== AUFGABENSTELLUNG ==
Setze den Lesetext mit den Briefen nach der letzten Zeile „Weimar den 6. Merz 1780.“ fort.

== LESETEXT ==
····················

Ich bitte dich mir auf das baldeste ein kleines producibles
Avertissement zu schreiben deine französische Phisiognomik betreffend,
so wohl, welchen Weeg du einschlägst das Buch dem Publiko nüzlich zu
machen, als auch vorzüglich wie viel man dafür bezahlen soll und wenn
man das Buch erhalten wird, was ich dir alsdann auf diese bestimmte
Anzeige für Subscribenten verschaffen kann will ich gern thun, denn
gegenwärtig scheut sich iedermann, sich in ein Werk einzulassen das so
weit wie dein teutsches Werk führen und so theuer zu stehen kommen
könnte.

                   *       *       *       *       *

Wenn wir einander etwas zu Gefallen thun können wollen wir's thun und
andre ungeplagt lassen.

Semlers ganzen Brief an dich mögt ich sehen.

Ich habe vierzehn Tage eine Art von Catharfieber gehabt und muß noch
iezo mit meiner Arbeit ganz sachte zugehen. Vergiß doch ia nicht mir die
Lotte kopieren zu lassen. Schmieds Bibel wirst du haben.

Die Cenci und zwei Gluks warten auf einen Fuhrmann.

Grüse deine Frau und deine Kleinen, Bäben und Pfenningern. Schreib mir
manchmal was du machst daß wir beisammen bleiben.

                                                                    G.

^NB.^

Einige meiner Freunde denen ich sagte du hättest dem Buche wollen
_Messiade Johannis_ zum Titel geben, haben ihn sehr schiklich gefunden,
sie sagen zwar auch mit mir dass der Seitenblik auf Klopstock einen
Augenblick anstose, es sey aber weil doch dieses Buch weit mehr als ein
anderes und in deiner Behandlung tausendmal mehr als Klopst. Gedicht den
Messias _vergöttre_, ein guter Gedanke dies Buch Messiade zu heissen,
und dadurch das Licht auf den Leuchter zu stecken. Thu was du meinst.
Ich habe oft für lauter Recht würklich unrecht.

                                                                    G.




                                 21.


                                              Weimar den 6. Merz 1780.

····················

== GESPEICHERTE EINTRÄGE ==
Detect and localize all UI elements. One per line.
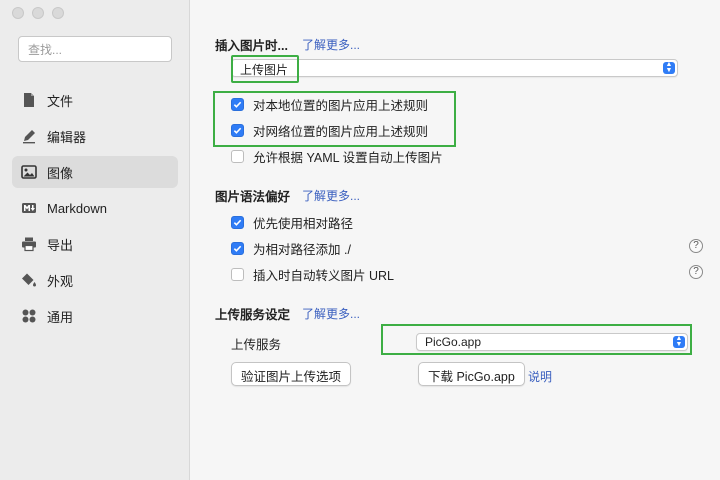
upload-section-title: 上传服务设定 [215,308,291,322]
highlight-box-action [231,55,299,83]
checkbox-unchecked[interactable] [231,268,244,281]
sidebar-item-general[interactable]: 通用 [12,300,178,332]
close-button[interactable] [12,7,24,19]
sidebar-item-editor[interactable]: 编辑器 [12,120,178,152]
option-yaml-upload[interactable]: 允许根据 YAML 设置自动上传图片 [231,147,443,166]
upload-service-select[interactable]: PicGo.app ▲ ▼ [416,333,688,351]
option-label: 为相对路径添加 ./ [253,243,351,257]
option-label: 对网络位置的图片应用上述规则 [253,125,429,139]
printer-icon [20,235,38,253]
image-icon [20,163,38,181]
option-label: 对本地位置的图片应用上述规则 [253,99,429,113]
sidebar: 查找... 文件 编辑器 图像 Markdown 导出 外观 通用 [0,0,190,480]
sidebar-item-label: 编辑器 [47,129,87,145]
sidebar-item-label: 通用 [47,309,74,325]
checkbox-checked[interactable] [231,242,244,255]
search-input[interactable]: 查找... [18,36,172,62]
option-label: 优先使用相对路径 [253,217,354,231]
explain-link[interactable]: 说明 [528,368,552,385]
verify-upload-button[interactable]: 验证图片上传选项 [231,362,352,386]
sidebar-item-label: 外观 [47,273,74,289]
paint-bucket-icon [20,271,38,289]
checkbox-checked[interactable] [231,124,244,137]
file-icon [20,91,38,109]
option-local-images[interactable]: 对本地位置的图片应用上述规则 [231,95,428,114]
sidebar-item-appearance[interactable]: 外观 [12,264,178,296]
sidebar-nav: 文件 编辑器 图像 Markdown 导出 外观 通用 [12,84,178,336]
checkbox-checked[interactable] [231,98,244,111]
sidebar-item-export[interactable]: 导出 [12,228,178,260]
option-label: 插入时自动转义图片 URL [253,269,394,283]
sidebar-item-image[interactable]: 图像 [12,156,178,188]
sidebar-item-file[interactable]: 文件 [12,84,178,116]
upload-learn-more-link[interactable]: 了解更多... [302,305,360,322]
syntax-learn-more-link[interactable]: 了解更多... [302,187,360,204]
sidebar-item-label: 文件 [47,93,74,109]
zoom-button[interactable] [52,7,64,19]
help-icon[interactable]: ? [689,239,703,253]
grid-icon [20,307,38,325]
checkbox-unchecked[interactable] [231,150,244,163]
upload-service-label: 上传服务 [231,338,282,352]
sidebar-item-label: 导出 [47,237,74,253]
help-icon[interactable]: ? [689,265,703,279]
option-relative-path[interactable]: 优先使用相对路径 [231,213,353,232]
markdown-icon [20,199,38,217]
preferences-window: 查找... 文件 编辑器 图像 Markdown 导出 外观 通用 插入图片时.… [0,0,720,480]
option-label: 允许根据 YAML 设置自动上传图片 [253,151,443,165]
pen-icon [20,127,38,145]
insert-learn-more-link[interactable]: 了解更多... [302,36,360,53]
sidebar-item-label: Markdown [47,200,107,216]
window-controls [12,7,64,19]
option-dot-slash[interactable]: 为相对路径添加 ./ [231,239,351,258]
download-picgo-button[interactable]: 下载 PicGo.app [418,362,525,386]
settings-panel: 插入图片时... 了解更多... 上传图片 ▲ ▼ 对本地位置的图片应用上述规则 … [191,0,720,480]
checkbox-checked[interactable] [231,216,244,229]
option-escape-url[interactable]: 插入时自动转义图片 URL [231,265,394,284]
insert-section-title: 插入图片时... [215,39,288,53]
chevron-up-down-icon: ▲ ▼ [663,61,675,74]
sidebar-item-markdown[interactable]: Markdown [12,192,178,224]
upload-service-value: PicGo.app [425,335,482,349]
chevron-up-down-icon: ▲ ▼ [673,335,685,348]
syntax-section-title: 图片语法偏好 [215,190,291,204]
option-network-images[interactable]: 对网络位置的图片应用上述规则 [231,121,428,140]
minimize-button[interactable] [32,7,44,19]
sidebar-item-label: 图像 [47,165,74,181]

····················

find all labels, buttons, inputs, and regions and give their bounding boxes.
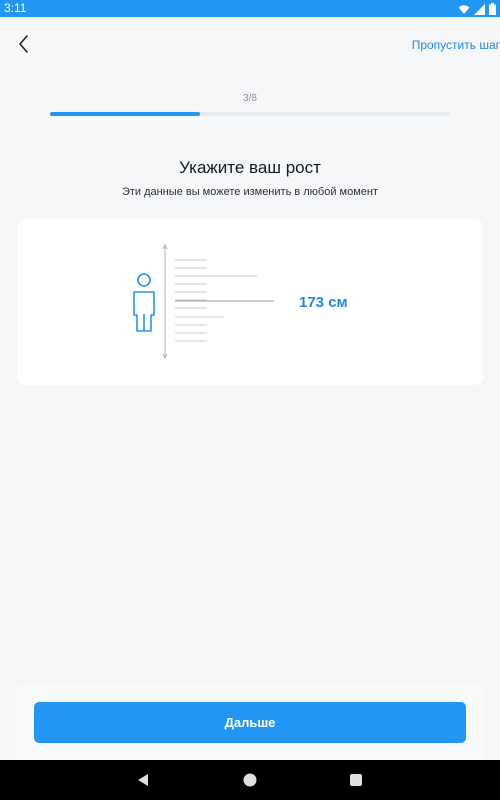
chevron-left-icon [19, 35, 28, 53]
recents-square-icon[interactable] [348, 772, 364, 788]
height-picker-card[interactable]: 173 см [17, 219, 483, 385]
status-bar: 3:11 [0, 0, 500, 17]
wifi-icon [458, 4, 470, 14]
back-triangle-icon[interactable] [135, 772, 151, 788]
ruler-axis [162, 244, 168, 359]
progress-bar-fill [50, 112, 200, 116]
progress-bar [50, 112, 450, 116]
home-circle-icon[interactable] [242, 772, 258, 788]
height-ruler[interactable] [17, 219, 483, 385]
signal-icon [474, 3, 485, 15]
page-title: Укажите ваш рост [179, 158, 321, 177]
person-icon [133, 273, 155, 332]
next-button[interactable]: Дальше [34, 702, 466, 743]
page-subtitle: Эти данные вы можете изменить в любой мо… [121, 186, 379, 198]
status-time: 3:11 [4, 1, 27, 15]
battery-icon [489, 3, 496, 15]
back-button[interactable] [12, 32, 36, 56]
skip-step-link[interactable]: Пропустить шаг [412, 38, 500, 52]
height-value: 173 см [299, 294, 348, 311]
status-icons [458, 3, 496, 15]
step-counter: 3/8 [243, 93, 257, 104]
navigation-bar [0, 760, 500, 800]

····················

== ANTWORT ==
Es ist nun lieber Bruder alles nach und nach angekommen und ich vermisse
nichts als den schönen Hieronymus des Herzogs von Füeslien gekauft. Hast
du ihn etwa aus dem Rahmen gethan und unter die andern Kupfer gelegt?
Unter deinen sind vier Abdrücke von diesem Stück, doch keiner der mir so
schön däucht als die Erinnerung von ienem. Deine lezten Albrecht Dürers
sind endlich auch angekommen, sind beim Buchbinder der sie los weicht
und es soll nicht lange mehr währen so sind sie in Ordnung, doch hätt'
ich geglaubt du wärst reicher als du nicht bist. Ich will dir deswegen
gleich ein Verzeichnis der fehlenden schiken damit du von deiner Seite,
wie ich von der meinigen arbeiten kannst, sie zusammen zu schaffen. Denn
ich verehre täglich mehr die mit Gold und Silber nicht zu bezahlende
Arbeit des Menschen, der, wenn man ihn recht im Innersten erkennen lernt
an Wahrheit Erhabenheit und selbst Grazie nur die ersten Italiener zu
seinesgleichen hat. Dieses wollen wir nicht laut sagen. Lukas von Leyden
ist auch ein allerliebster Künstler.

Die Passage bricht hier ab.